┌─ Data supplied

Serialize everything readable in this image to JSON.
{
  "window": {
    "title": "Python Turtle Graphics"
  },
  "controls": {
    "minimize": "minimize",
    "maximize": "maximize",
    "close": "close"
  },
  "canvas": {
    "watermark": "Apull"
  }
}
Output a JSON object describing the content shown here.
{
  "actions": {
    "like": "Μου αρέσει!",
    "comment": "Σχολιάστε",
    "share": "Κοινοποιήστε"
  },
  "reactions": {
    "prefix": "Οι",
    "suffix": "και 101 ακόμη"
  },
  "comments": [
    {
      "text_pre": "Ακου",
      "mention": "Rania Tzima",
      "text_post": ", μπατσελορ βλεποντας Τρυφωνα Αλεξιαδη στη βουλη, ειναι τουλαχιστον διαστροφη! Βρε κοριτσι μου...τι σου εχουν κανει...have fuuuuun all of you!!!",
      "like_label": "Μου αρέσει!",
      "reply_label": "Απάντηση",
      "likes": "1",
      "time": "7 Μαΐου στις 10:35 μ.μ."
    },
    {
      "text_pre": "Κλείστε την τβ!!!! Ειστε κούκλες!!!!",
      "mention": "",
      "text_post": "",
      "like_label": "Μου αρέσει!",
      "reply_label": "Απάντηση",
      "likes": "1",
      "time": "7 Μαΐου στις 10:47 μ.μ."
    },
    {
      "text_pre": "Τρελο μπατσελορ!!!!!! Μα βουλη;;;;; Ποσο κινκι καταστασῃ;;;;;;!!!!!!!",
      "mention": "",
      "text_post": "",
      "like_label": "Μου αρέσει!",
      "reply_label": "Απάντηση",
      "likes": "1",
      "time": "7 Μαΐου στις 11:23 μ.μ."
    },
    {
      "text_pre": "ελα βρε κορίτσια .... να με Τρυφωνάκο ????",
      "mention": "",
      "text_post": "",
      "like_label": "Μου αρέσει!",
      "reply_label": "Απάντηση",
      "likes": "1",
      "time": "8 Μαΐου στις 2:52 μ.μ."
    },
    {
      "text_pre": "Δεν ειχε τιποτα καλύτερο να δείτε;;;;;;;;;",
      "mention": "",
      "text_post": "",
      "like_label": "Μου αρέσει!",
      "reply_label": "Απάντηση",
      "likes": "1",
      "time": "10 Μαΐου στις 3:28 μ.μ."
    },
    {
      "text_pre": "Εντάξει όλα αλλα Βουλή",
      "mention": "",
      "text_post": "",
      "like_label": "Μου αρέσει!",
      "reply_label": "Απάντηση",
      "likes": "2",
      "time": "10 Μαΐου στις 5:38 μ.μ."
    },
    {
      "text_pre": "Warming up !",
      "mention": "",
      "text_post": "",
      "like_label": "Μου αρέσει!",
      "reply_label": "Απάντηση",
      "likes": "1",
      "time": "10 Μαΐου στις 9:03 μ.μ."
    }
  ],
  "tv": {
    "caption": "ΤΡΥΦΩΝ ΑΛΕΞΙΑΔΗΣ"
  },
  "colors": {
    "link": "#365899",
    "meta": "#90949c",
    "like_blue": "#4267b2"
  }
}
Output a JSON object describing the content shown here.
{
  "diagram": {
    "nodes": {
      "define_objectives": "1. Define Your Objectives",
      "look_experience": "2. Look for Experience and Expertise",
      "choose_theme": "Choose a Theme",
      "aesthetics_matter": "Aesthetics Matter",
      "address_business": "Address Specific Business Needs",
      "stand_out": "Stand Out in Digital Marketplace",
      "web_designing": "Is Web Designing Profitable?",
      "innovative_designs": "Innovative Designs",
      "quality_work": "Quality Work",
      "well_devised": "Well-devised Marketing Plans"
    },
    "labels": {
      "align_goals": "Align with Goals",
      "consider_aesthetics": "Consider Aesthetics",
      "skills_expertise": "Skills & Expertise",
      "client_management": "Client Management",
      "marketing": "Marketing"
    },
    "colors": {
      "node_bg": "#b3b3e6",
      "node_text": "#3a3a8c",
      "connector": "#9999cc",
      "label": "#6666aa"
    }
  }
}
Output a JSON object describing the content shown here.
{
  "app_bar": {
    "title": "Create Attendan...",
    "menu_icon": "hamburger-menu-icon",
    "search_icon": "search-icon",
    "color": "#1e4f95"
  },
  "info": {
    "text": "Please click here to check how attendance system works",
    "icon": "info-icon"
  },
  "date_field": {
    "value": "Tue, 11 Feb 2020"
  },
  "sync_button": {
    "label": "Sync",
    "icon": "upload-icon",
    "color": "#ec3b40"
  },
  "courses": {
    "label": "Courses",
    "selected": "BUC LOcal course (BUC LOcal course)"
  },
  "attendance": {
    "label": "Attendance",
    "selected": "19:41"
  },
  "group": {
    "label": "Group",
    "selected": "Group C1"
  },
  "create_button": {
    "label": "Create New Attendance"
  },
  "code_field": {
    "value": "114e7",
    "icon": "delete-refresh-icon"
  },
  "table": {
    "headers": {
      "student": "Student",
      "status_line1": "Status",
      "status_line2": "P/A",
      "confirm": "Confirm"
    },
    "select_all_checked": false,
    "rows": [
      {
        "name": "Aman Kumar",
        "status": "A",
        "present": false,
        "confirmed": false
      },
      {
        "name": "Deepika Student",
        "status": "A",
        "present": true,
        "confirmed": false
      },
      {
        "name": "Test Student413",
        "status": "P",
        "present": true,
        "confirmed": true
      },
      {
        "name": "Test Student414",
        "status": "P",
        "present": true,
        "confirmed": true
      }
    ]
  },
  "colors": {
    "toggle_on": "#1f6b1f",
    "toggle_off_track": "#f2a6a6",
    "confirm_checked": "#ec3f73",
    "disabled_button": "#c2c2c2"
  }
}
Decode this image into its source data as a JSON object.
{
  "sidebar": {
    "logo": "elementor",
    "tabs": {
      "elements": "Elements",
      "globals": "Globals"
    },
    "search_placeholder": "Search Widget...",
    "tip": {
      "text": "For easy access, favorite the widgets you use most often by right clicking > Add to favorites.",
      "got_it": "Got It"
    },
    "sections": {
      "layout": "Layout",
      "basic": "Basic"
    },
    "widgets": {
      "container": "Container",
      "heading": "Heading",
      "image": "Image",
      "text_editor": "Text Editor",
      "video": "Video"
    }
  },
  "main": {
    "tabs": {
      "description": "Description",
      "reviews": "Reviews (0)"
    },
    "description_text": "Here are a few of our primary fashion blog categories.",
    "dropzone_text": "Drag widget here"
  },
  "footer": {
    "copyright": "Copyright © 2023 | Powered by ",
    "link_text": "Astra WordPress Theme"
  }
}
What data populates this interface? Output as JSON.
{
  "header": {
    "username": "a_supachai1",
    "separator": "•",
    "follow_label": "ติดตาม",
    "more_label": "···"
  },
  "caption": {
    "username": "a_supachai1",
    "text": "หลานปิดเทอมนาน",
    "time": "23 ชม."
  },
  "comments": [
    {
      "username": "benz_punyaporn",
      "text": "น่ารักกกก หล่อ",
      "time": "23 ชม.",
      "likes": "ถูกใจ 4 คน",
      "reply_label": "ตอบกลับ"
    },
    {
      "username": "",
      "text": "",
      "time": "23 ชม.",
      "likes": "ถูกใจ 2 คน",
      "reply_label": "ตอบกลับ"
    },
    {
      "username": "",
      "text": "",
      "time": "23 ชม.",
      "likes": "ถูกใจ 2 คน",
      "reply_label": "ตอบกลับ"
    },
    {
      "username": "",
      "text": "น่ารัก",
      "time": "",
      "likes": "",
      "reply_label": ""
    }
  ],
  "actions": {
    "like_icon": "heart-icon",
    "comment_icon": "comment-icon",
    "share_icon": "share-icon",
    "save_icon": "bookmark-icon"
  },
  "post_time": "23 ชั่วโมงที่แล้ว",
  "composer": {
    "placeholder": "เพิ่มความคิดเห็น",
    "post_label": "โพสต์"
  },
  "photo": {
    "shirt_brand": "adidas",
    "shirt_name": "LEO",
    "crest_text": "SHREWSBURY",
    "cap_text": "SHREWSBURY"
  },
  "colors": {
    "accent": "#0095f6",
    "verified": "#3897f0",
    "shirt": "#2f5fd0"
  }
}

└─

All lines above containing the string "στις" are to be collected.

      "time": "7 Μαΐου στις 10:35 μ.μ."
      "time": "7 Μαΐου στις 10:47 μ.μ."
      "time": "7 Μαΐου στις 11:23 μ.μ."
      "time": "8 Μαΐου στις 2:52 μ.μ."
      "time": "10 Μαΐου στις 3:28 μ.μ."
      "time": "10 Μαΐου στις 5:38 μ.μ."
      "time": "10 Μαΐου στις 9:03 μ.μ."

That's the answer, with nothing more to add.